• Task:
Every entry below should be transcribed exactly; pictures stay out of the copy.

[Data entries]
— start —

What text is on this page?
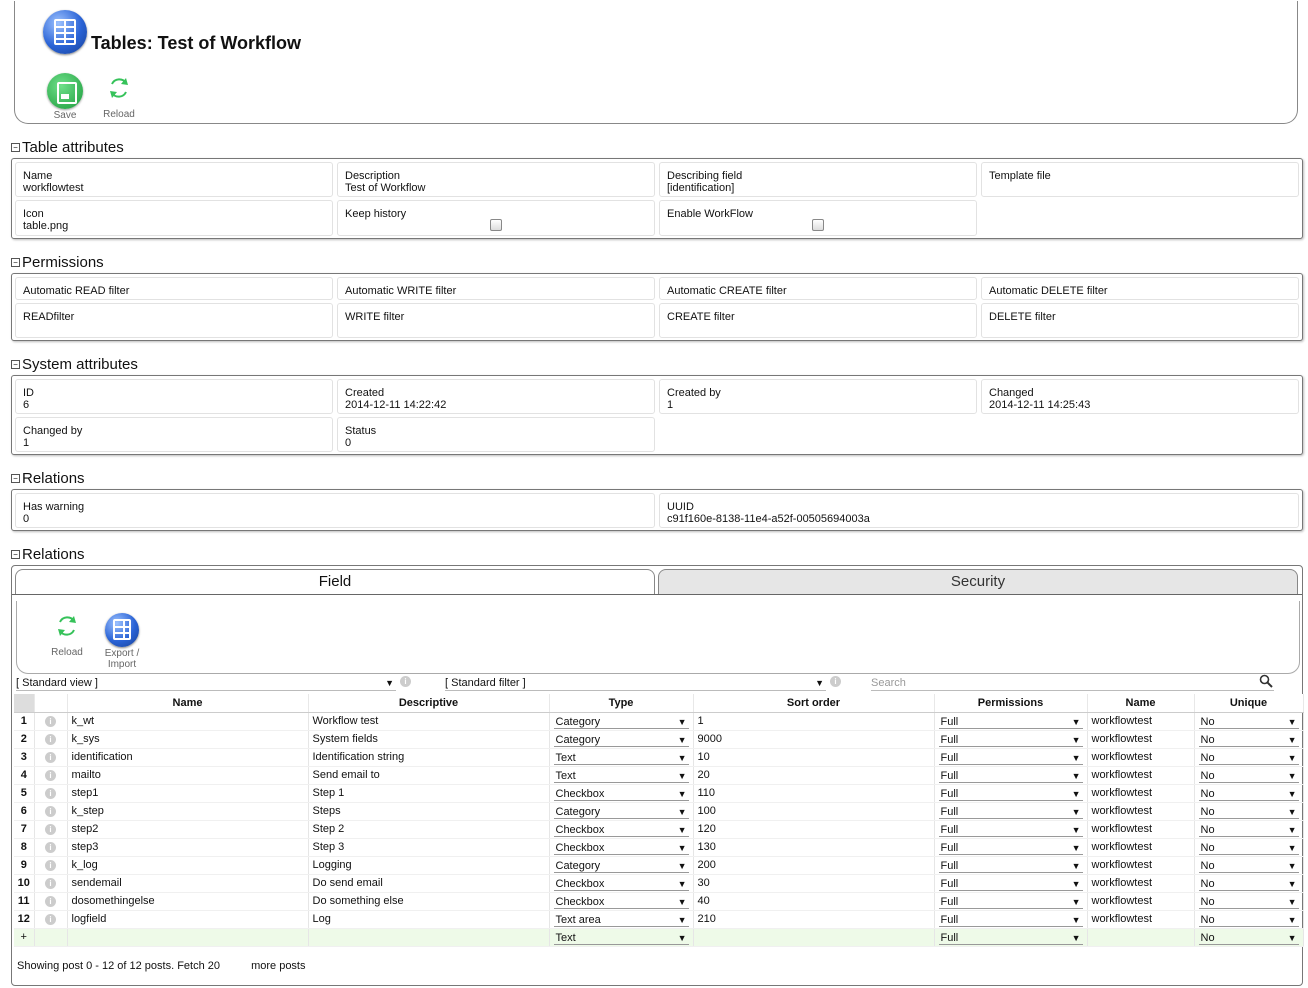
Tables: Test of Workflow
Save	Reload
− Table attributes
Name
workflowtest
Description
Test of Workflow
Describing field
[identification]
Template file
Icon
table.png
Keep history	Enable WorkFlow
− Permissions
Automatic READ filter	Automatic WRITE filter	Automatic CREATE filter	Automatic DELETE filter
READfilter	WRITE filter	CREATE filter	DELETE filter
− System attributes
ID
6
Created
2014-12-11 14:22:42
Created by
1
Changed
2014-12-11 14:25:43
Changed by
1
Status
0
− Relations
Has warning
0
UUID
c91f160e-8138-11e4-a52f-00505694003a
− Relations
Field	Security
Reload	Export /
Import
[ Standard view ]	▼	i	[ Standard filter ]	▼	i	Search
		Name	Descriptive	Type	Sort order	Permissions	Name	Unique
1	i	k_wt	Workflow test	Category ▼	1	Full ▼	workflowtest	No ▼

2	i	k_sys	System fields	Category ▼	9000	Full ▼	workflowtest	No ▼

3	i	identification	Identification string	Text ▼	10	Full ▼	workflowtest	No ▼

4	i	mailto	Send email to	Text ▼	20	Full ▼	workflowtest	No ▼

5	i	step1	Step 1	Checkbox ▼	110	Full ▼	workflowtest	No ▼

6	i	k_step	Steps	Category ▼	100	Full ▼	workflowtest	No ▼

7	i	step2	Step 2	Checkbox ▼	120	Full ▼	workflowtest	No ▼

8	i	step3	Step 3	Checkbox ▼	130	Full ▼	workflowtest	No ▼

9	i	k_log	Logging	Category ▼	200	Full ▼	workflowtest	No ▼

10	i	sendemail	Do send email	Checkbox ▼	30	Full ▼	workflowtest	No ▼

11	i	dosomethingelse	Do something else	Checkbox ▼	40	Full ▼	workflowtest	No ▼

12	i	logfield	Log	Text area ▼	210	Full ▼	workflowtest	No ▼

+				Text ▼		Full ▼		No ▼
Showing post 0 - 12 of 12 posts. Fetch 20	more posts
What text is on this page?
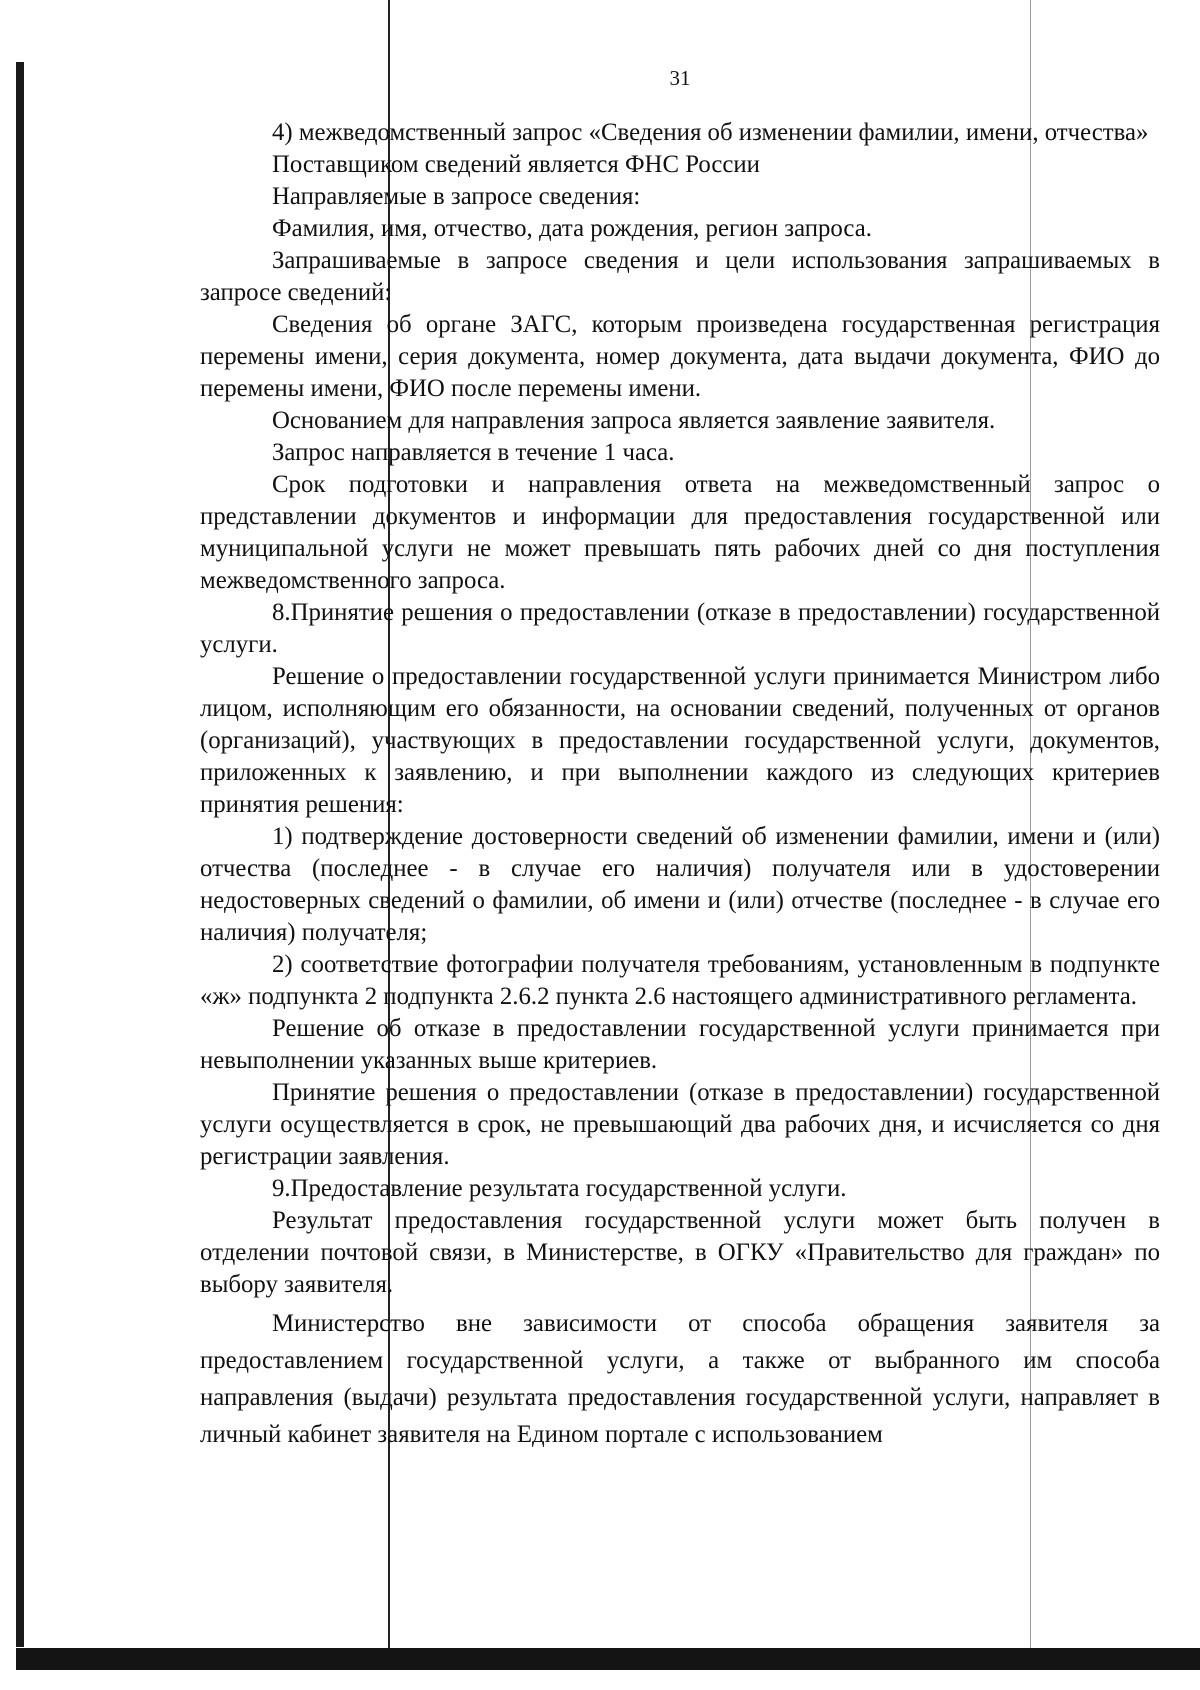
31

4) межведомственный запрос «Сведения об изменении фамилии, имени, отчества»

Поставщиком сведений является ФНС России

Направляемые в запросе сведения:

Фамилия, имя, отчество, дата рождения, регион запроса.

Запрашиваемые в запросе сведения и цели использования запрашиваемых в запросе сведений:

Сведения об органе ЗАГС, которым произведена государственная регистрация перемены имени, серия документа, номер документа, дата выдачи документа, ФИО до перемены имени, ФИО после перемены имени.

Основанием для направления запроса является заявление заявителя.

Запрос направляется в течение 1 часа.

Срок подготовки и направления ответа на межведомственный запрос о представлении документов и информации для предоставления государственной или муниципальной услуги не может превышать пять рабочих дней со дня поступления межведомственного запроса.

8.Принятие решения о предоставлении (отказе в предоставлении) государственной услуги.

Решение о предоставлении государственной услуги принимается Министром либо лицом, исполняющим его обязанности, на основании сведений, полученных от органов (организаций), участвующих в предоставлении государственной услуги, документов, приложенных к заявлению, и при выполнении каждого из следующих критериев принятия решения:

1) подтверждение достоверности сведений об изменении фамилии, имени и (или) отчества (последнее - в случае его наличия) получателя или в удостоверении недостоверных сведений о фамилии, об имени и (или) отчестве (последнее - в случае его наличия) получателя;

2) соответствие фотографии получателя требованиям, установленным в подпункте «ж» подпункта 2 подпункта 2.6.2 пункта 2.6 настоящего административного регламента.

Решение об отказе в предоставлении государственной услуги принимается при невыполнении указанных выше критериев.

Принятие решения о предоставлении (отказе в предоставлении) государственной услуги осуществляется в срок, не превышающий два рабочих дня, и исчисляется со дня регистрации заявления.

9.Предоставление результата государственной услуги.

Результат предоставления государственной услуги может быть получен в отделении почтовой связи, в Министерстве, в ОГКУ «Правительство для граждан» по выбору заявителя.

Министерство вне зависимости от способа обращения заявителя за предоставлением государственной услуги, а также от выбранного им способа направления (выдачи) результата предоставления государственной услуги, направляет в личный кабинет заявителя на Едином портале с использованием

— end —

• Result below:
What text is on this page?
Tables: Test of Workflow
Save	Reload
− Table attributes
Name
workflowtest
Description
Test of Workflow
Describing field
[identification]
Template file
Icon
table.png
Keep history	Enable WorkFlow
− Permissions
Automatic READ filter	Automatic WRITE filter	Automatic CREATE filter	Automatic DELETE filter
READfilter	WRITE filter	CREATE filter	DELETE filter
− System attributes
ID
6
Created
2014-12-11 14:22:42
Created by
1
Changed
2014-12-11 14:25:43
Changed by
1
Status
0
− Relations
Has warning
0
UUID
c91f160e-8138-11e4-a52f-00505694003a
− Relations
Field	Security
Reload	Export /
Import
[ Standard view ]	▼	i	[ Standard filter ]	▼	i	Search
		Name	Descriptive	Type	Sort order	Permissions	Name	Unique
1	i	k_wt	Workflow test	Category ▼	1	Full ▼	workflowtest	No ▼

2	i	k_sys	System fields	Category ▼	9000	Full ▼	workflowtest	No ▼

3	i	identification	Identification string	Text ▼	10	Full ▼	workflowtest	No ▼

4	i	mailto	Send email to	Text ▼	20	Full ▼	workflowtest	No ▼

5	i	step1	Step 1	Checkbox ▼	110	Full ▼	workflowtest	No ▼

6	i	k_step	Steps	Category ▼	100	Full ▼	workflowtest	No ▼

7	i	step2	Step 2	Checkbox ▼	120	Full ▼	workflowtest	No ▼

8	i	step3	Step 3	Checkbox ▼	130	Full ▼	workflowtest	No ▼

9	i	k_log	Logging	Category ▼	200	Full ▼	workflowtest	No ▼

10	i	sendemail	Do send email	Checkbox ▼	30	Full ▼	workflowtest	No ▼

11	i	dosomethingelse	Do something else	Checkbox ▼	40	Full ▼	workflowtest	No ▼

12	i	logfield	Log	Text area ▼	210	Full ▼	workflowtest	No ▼

+				Text ▼		Full ▼		No ▼
Showing post 0 - 12 of 12 posts. Fetch 20	more posts
What text is on this page?
31

4) межведомственный запрос «Сведения об изменении фамилии, имени, отчества»

Поставщиком сведений является ФНС России

Направляемые в запросе сведения:

Фамилия, имя, отчество, дата рождения, регион запроса.

Запрашиваемые в запросе сведения и цели использования запрашиваемых в запросе сведений:

Сведения об органе ЗАГС, которым произведена государственная регистрация перемены имени, серия документа, номер документа, дата выдачи документа, ФИО до перемены имени, ФИО после перемены имени.

Основанием для направления запроса является заявление заявителя.

Запрос направляется в течение 1 часа.

Срок подготовки и направления ответа на межведомственный запрос о представлении документов и информации для предоставления государственной или муниципальной услуги не может превышать пять рабочих дней со дня поступления межведомственного запроса.

8.Принятие решения о предоставлении (отказе в предоставлении) государственной услуги.

Решение о предоставлении государственной услуги принимается Министром либо лицом, исполняющим его обязанности, на основании сведений, полученных от органов (организаций), участвующих в предоставлении государственной услуги, документов, приложенных к заявлению, и при выполнении каждого из следующих критериев принятия решения:

1) подтверждение достоверности сведений об изменении фамилии, имени и (или) отчества (последнее - в случае его наличия) получателя или в удостоверении недостоверных сведений о фамилии, об имени и (или) отчестве (последнее - в случае его наличия) получателя;

2) соответствие фотографии получателя требованиям, установленным в подпункте «ж» подпункта 2 подпункта 2.6.2 пункта 2.6 настоящего административного регламента.

Решение об отказе в предоставлении государственной услуги принимается при невыполнении указанных выше критериев.

Принятие решения о предоставлении (отказе в предоставлении) государственной услуги осуществляется в срок, не превышающий два рабочих дня, и исчисляется со дня регистрации заявления.

9.Предоставление результата государственной услуги.

Результат предоставления государственной услуги может быть получен в отделении почтовой связи, в Министерстве, в ОГКУ «Правительство для граждан» по выбору заявителя.

Министерство вне зависимости от способа обращения заявителя за предоставлением государственной услуги, а также от выбранного им способа направления (выдачи) результата предоставления государственной услуги, направляет в личный кабинет заявителя на Едином портале с использованием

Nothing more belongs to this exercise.